→ Problem:
Without the pictures, reproduce the records that follow exactly.

◇ ◇ ◇

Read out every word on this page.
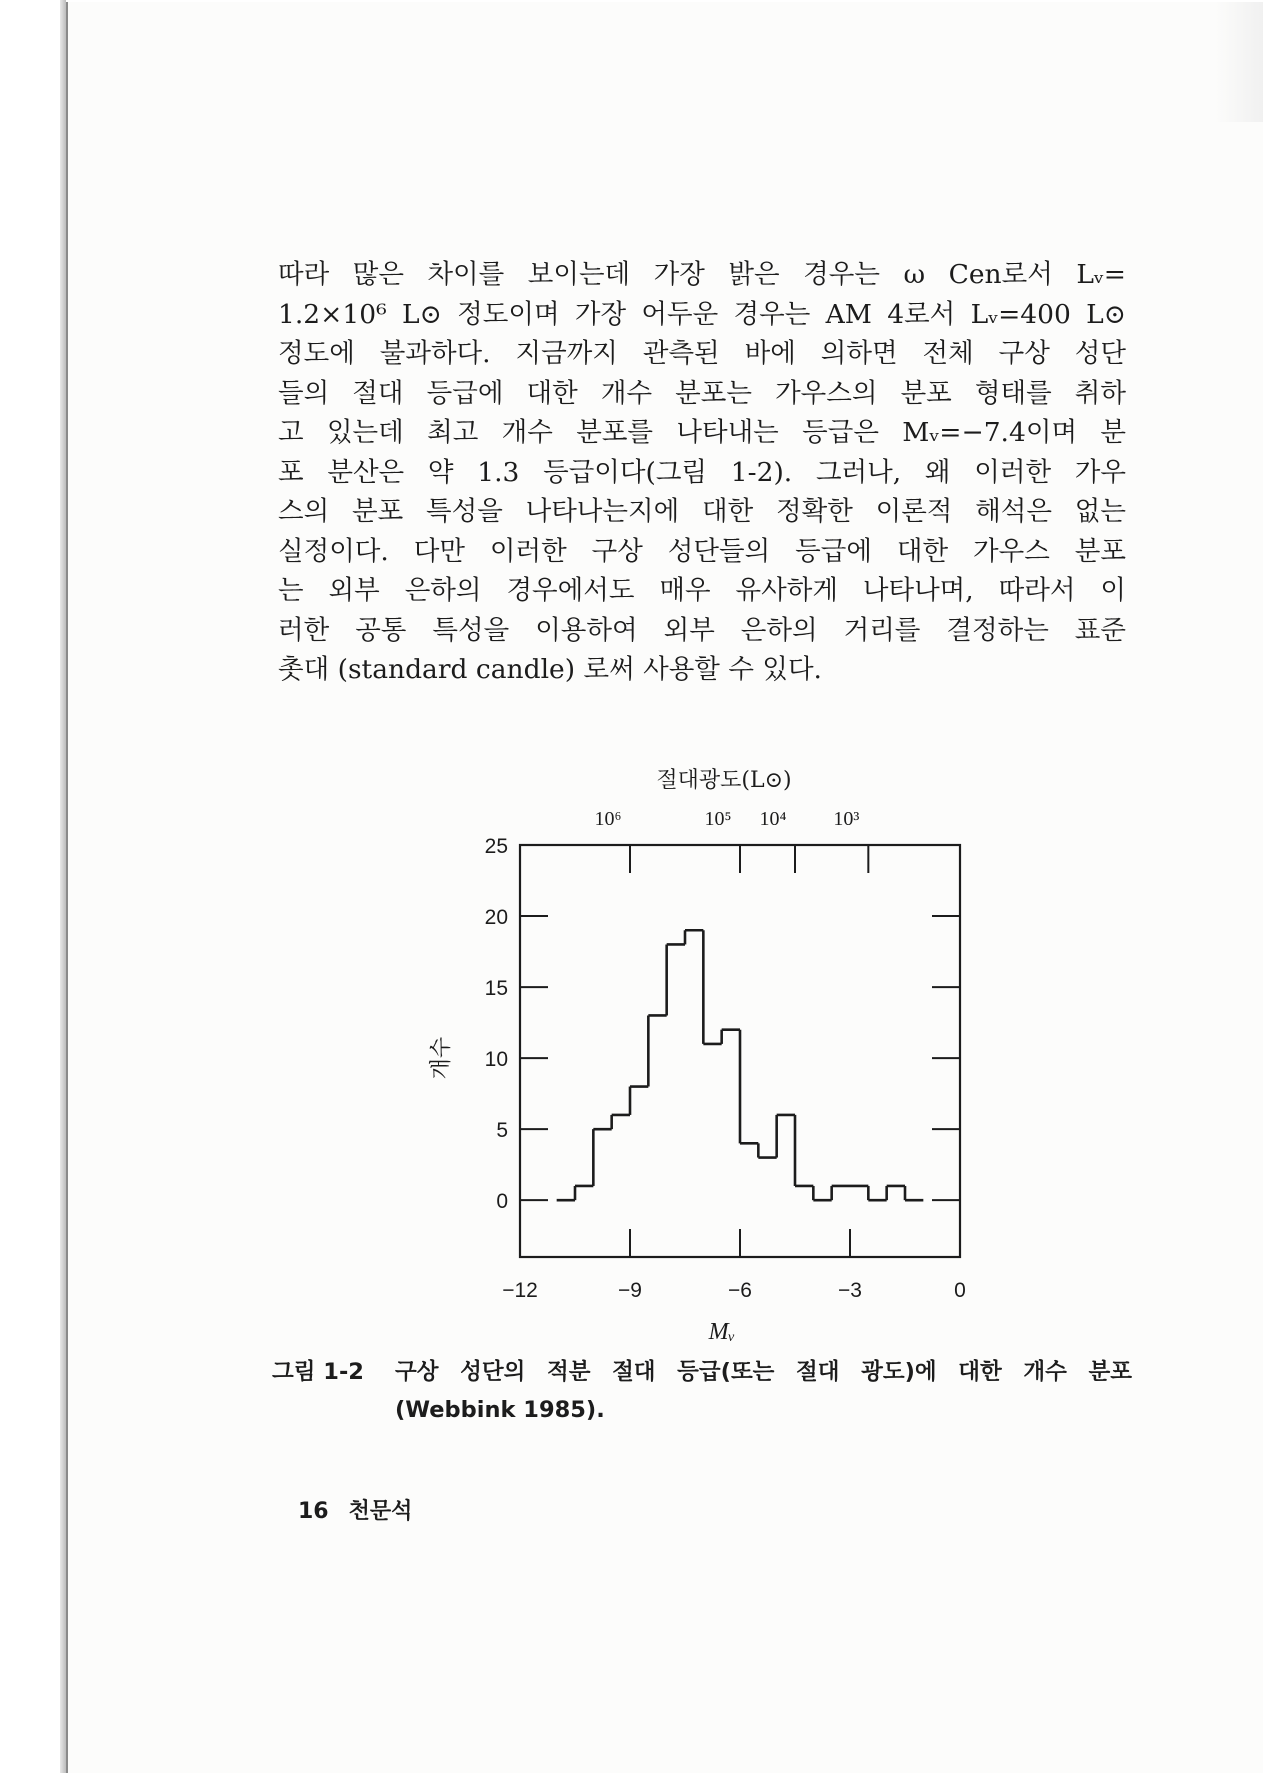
따라 많은 차이를 보이는데 가장 밝은 경우는 ω Cen로서 Lᵥ=
1.2×10⁶ L⊙ 정도이며 가장 어두운 경우는 AM 4로서 Lᵥ=400 L⊙
정도에 불과하다. 지금까지 관측된 바에 의하면 전체 구상 성단
들의 절대 등급에 대한 개수 분포는 가우스의 분포 형태를 취하
고 있는데 최고 개수 분포를 나타내는 등급은 Mᵥ=−7.4이며 분
포 분산은 약 1.3 등급이다(그림 1-2). 그러나, 왜 이러한 가우
스의 분포 특성을 나타나는지에 대한 정확한 이론적 해석은 없는
실정이다. 다만 이러한 구상 성단들의 등급에 대한 가우스 분포
는 외부 은하의 경우에서도 매우 유사하게 나타나며, 따라서 이
러한 공통 특성을 이용하여 외부 은하의 거리를 결정하는 표준
촛대 (standard candle) 로써 사용할 수 있다.
0
5
10
15
20
25
−12	−9	−6	−3	0
10⁶	10⁵ 10⁴ 10³
절대광도(L⊙)
Mᵥ
개수
그림 1-2	구상 성단의 적분 절대 등급(또는 절대 광도)에 대한 개수 분포
(Webbink 1985).
16 천문석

◇ ◇ ◇

→ Response to the task:
Read out every word on this page.
따라 많은 차이를 보이는데 가장 밝은 경우는 ω Cen로서 Lᵥ=
1.2×10⁶ L⊙ 정도이며 가장 어두운 경우는 AM 4로서 Lᵥ=400 L⊙
정도에 불과하다. 지금까지 관측된 바에 의하면 전체 구상 성단
들의 절대 등급에 대한 개수 분포는 가우스의 분포 형태를 취하
고 있는데 최고 개수 분포를 나타내는 등급은 Mᵥ=−7.4이며 분
포 분산은 약 1.3 등급이다(그림 1-2). 그러나, 왜 이러한 가우
스의 분포 특성을 나타나는지에 대한 정확한 이론적 해석은 없는
실정이다. 다만 이러한 구상 성단들의 등급에 대한 가우스 분포
는 외부 은하의 경우에서도 매우 유사하게 나타나며, 따라서 이
러한 공통 특성을 이용하여 외부 은하의 거리를 결정하는 표준
촛대 (standard candle) 로써 사용할 수 있다.
0
5
10
15
20
25
−12	−9	−6	−3	0
10⁶	10⁵ 10⁴ 10³
절대광도(L⊙)
Mᵥ
개수
그림 1-2	구상 성단의 적분 절대 등급(또는 절대 광도)에 대한 개수 분포
(Webbink 1985).
16 천문석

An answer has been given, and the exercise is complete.